YOUR GOAL » Leaving out the pictures, please retype each record exactly.
============
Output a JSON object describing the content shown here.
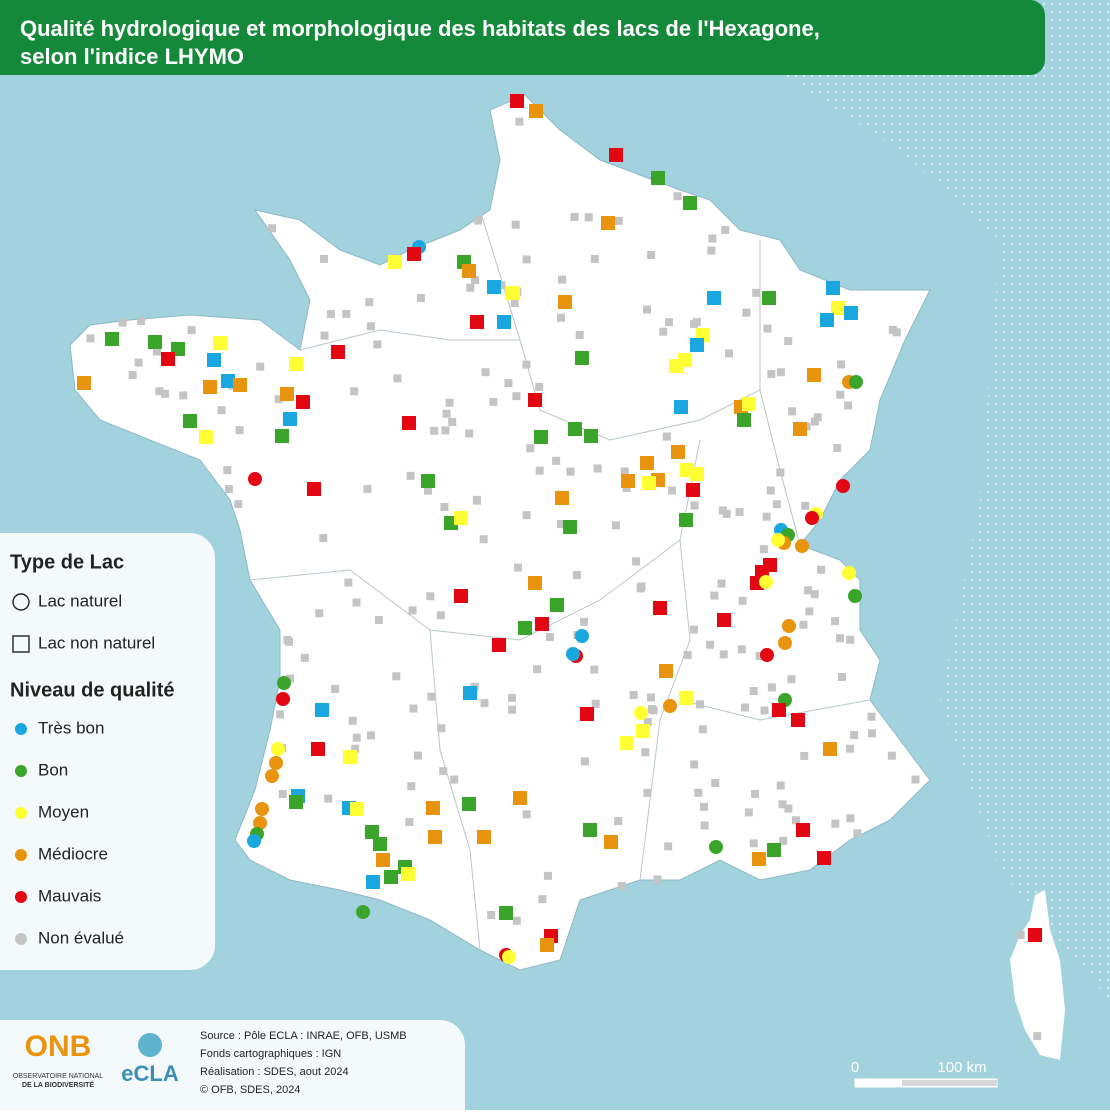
{
  "header": {
    "title_lines": [
      "Qualité hydrologique et morphologique des habitats des lacs de l'Hexagone,",
      "selon l'indice LHYMO"
    ]
  },
  "legend": {
    "type_title": "Type de Lac",
    "types": [
      "Lac naturel",
      "Lac non naturel"
    ],
    "level_title": "Niveau de qualité",
    "levels": [
      {
        "label": "Très bon",
        "color": "#1aa7e0"
      },
      {
        "label": "Bon",
        "color": "#3aa52a"
      },
      {
        "label": "Moyen",
        "color": "#ffff33"
      },
      {
        "label": "Médiocre",
        "color": "#e8940f"
      },
      {
        "label": "Mauvais",
        "color": "#e30613"
      },
      {
        "label": "Non évalué",
        "color": "#c4c4c4"
      }
    ]
  },
  "footer": {
    "sources": [
      "Source : Pôle ECLA : INRAE, OFB, USMB",
      "Fonds cartographiques : IGN",
      "Réalisation : SDES, aout 2024",
      "© OFB, SDES, 2024"
    ],
    "onb_logo": "ONB",
    "onb_caption": [
      "OBSERVATOIRE NATIONAL",
      "DE LA BIODIVERSITÉ"
    ],
    "ecla_logo": "eCLA"
  },
  "scale": {
    "start": "0",
    "end": "100 km"
  }
}
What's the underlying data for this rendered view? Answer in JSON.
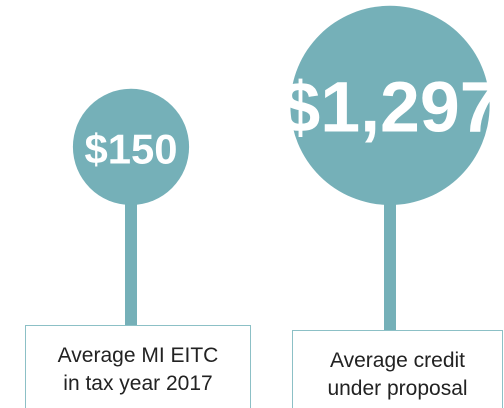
{
  "chart_data": {
    "type": "bubble",
    "categories": [
      "Average MI EITC in tax year 2017",
      "Average credit under proposal"
    ],
    "values": [
      150,
      1297
    ],
    "value_labels": [
      "$150",
      "$1,297"
    ],
    "color": "#75b0b8"
  }
}
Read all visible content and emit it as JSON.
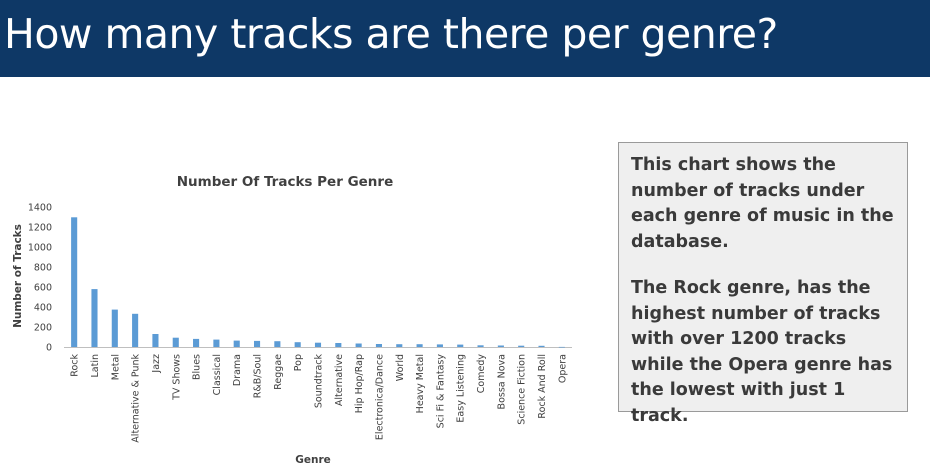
{
  "header": {
    "title": "How many tracks are there per genre?"
  },
  "callout": {
    "paragraph1": "This chart shows the number of tracks under each genre of music in the database.",
    "paragraph2": "The Rock genre, has the highest number of tracks with over 1200 tracks while the Opera genre has the lowest with just 1 track."
  },
  "colors": {
    "header": "#0e3866",
    "bar": "#5b9bd5"
  },
  "chart_data": {
    "type": "bar",
    "title": "Number Of Tracks Per Genre",
    "xlabel": "Genre",
    "ylabel": "Number of Tracks",
    "ylim": [
      0,
      1400
    ],
    "yticks": [
      0,
      200,
      400,
      600,
      800,
      1000,
      1200,
      1400
    ],
    "grid": false,
    "categories": [
      "Rock",
      "Latin",
      "Metal",
      "Alternative & Punk",
      "Jazz",
      "TV Shows",
      "Blues",
      "Classical",
      "Drama",
      "R&B/Soul",
      "Reggae",
      "Pop",
      "Soundtrack",
      "Alternative",
      "Hip Hop/Rap",
      "Electronica/Dance",
      "World",
      "Heavy Metal",
      "Sci Fi & Fantasy",
      "Easy Listening",
      "Comedy",
      "Bossa Nova",
      "Science Fiction",
      "Rock And Roll",
      "Opera"
    ],
    "values": [
      1297,
      579,
      374,
      332,
      130,
      93,
      81,
      74,
      64,
      61,
      58,
      48,
      43,
      40,
      35,
      30,
      28,
      28,
      26,
      24,
      17,
      15,
      13,
      12,
      1
    ]
  }
}
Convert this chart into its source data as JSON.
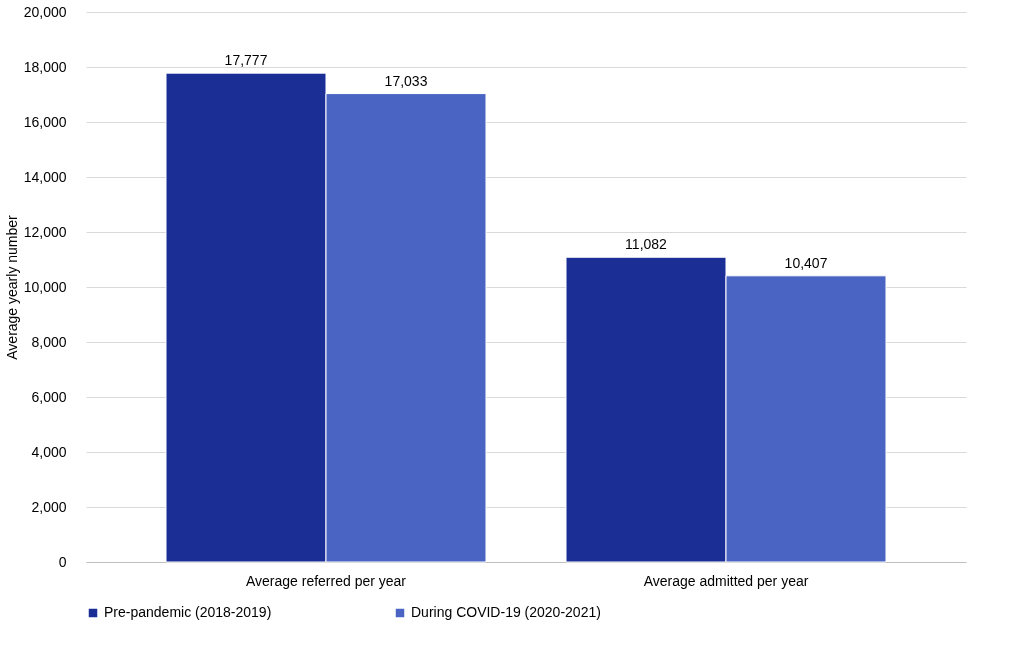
{
  "chart_data": {
    "type": "bar",
    "ylabel": "Average yearly number",
    "categories": [
      "Average referred per year",
      "Average admitted per year"
    ],
    "series": [
      {
        "name": "Pre-pandemic (2018-2019)",
        "color": "#1a2e96",
        "values": [
          17777,
          11082
        ],
        "value_labels": [
          "17,777",
          "11,082"
        ]
      },
      {
        "name": "During COVID-19 (2020-2021)",
        "color": "#4a64c4",
        "values": [
          17033,
          10407
        ],
        "value_labels": [
          "17,033",
          "10,407"
        ]
      }
    ],
    "ylim": [
      0,
      20000
    ],
    "yticks": [
      0,
      {
        "value": 2000,
        "label": "2,000"
      },
      {
        "value": 4000,
        "label": "4,000"
      },
      {
        "value": 6000,
        "label": "6,000"
      },
      {
        "value": 8000,
        "label": "8,000"
      },
      {
        "value": 10000,
        "label": "10,000"
      },
      {
        "value": 12000,
        "label": "12,000"
      },
      {
        "value": 14000,
        "label": "14,000"
      },
      {
        "value": 16000,
        "label": "16,000"
      },
      {
        "value": 18000,
        "label": "18,000"
      },
      {
        "value": 20000,
        "label": "20,000"
      }
    ],
    "grid": "y",
    "legend": "bottom"
  }
}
============
OUTPUT OF THE TASK »
Output a JSON object describing the content shown here.
{
  "header": {
    "title_lines": [
      "Qualité hydrologique et morphologique des habitats des lacs de l'Hexagone,",
      "selon l'indice LHYMO"
    ]
  },
  "legend": {
    "type_title": "Type de Lac",
    "types": [
      "Lac naturel",
      "Lac non naturel"
    ],
    "level_title": "Niveau de qualité",
    "levels": [
      {
        "label": "Très bon",
        "color": "#1aa7e0"
      },
      {
        "label": "Bon",
        "color": "#3aa52a"
      },
      {
        "label": "Moyen",
        "color": "#ffff33"
      },
      {
        "label": "Médiocre",
        "color": "#e8940f"
      },
      {
        "label": "Mauvais",
        "color": "#e30613"
      },
      {
        "label": "Non évalué",
        "color": "#c4c4c4"
      }
    ]
  },
  "footer": {
    "sources": [
      "Source : Pôle ECLA : INRAE, OFB, USMB",
      "Fonds cartographiques : IGN",
      "Réalisation : SDES, aout 2024",
      "© OFB, SDES, 2024"
    ],
    "onb_logo": "ONB",
    "onb_caption": [
      "OBSERVATOIRE NATIONAL",
      "DE LA BIODIVERSITÉ"
    ],
    "ecla_logo": "eCLA"
  },
  "scale": {
    "start": "0",
    "end": "100 km"
  }
}
What's the underlying data for this rendered view? Answer in JSON.
{
  "chart_data": {
    "type": "bubble",
    "categories": [
      "Average MI EITC in tax year 2017",
      "Average credit under proposal"
    ],
    "values": [
      150,
      1297
    ],
    "value_labels": [
      "$150",
      "$1,297"
    ],
    "color": "#75b0b8"
  }
}
Read all visible content and emit it as JSON.
{
  "header": {
    "title": "How many tracks are there per genre?"
  },
  "callout": {
    "paragraph1": "This chart shows the number of tracks under each genre of music in the database.",
    "paragraph2": "The Rock genre, has the highest number of tracks with over 1200 tracks while the Opera genre has the lowest with just 1 track."
  },
  "colors": {
    "header": "#0e3866",
    "bar": "#5b9bd5"
  },
  "chart_data": {
    "type": "bar",
    "title": "Number Of Tracks Per Genre",
    "xlabel": "Genre",
    "ylabel": "Number of Tracks",
    "ylim": [
      0,
      1400
    ],
    "yticks": [
      0,
      200,
      400,
      600,
      800,
      1000,
      1200,
      1400
    ],
    "grid": false,
    "categories": [
      "Rock",
      "Latin",
      "Metal",
      "Alternative & Punk",
      "Jazz",
      "TV Shows",
      "Blues",
      "Classical",
      "Drama",
      "R&B/Soul",
      "Reggae",
      "Pop",
      "Soundtrack",
      "Alternative",
      "Hip Hop/Rap",
      "Electronica/Dance",
      "World",
      "Heavy Metal",
      "Sci Fi & Fantasy",
      "Easy Listening",
      "Comedy",
      "Bossa Nova",
      "Science Fiction",
      "Rock And Roll",
      "Opera"
    ],
    "values": [
      1297,
      579,
      374,
      332,
      130,
      93,
      81,
      74,
      64,
      61,
      58,
      48,
      43,
      40,
      35,
      30,
      28,
      28,
      26,
      24,
      17,
      15,
      13,
      12,
      1
    ]
  }
}
Convert this chart into its source data as JSON.
{
  "chart_data": {
    "type": "bar",
    "ylabel": "Average yearly number",
    "categories": [
      "Average referred per year",
      "Average admitted per year"
    ],
    "series": [
      {
        "name": "Pre-pandemic (2018-2019)",
        "color": "#1a2e96",
        "values": [
          17777,
          11082
        ],
        "value_labels": [
          "17,777",
          "11,082"
        ]
      },
      {
        "name": "During COVID-19 (2020-2021)",
        "color": "#4a64c4",
        "values": [
          17033,
          10407
        ],
        "value_labels": [
          "17,033",
          "10,407"
        ]
      }
    ],
    "ylim": [
      0,
      20000
    ],
    "yticks": [
      0,
      {
        "value": 2000,
        "label": "2,000"
      },
      {
        "value": 4000,
        "label": "4,000"
      },
      {
        "value": 6000,
        "label": "6,000"
      },
      {
        "value": 8000,
        "label": "8,000"
      },
      {
        "value": 10000,
        "label": "10,000"
      },
      {
        "value": 12000,
        "label": "12,000"
      },
      {
        "value": 14000,
        "label": "14,000"
      },
      {
        "value": 16000,
        "label": "16,000"
      },
      {
        "value": 18000,
        "label": "18,000"
      },
      {
        "value": 20000,
        "label": "20,000"
      }
    ],
    "grid": "y",
    "legend": "bottom"
  }
}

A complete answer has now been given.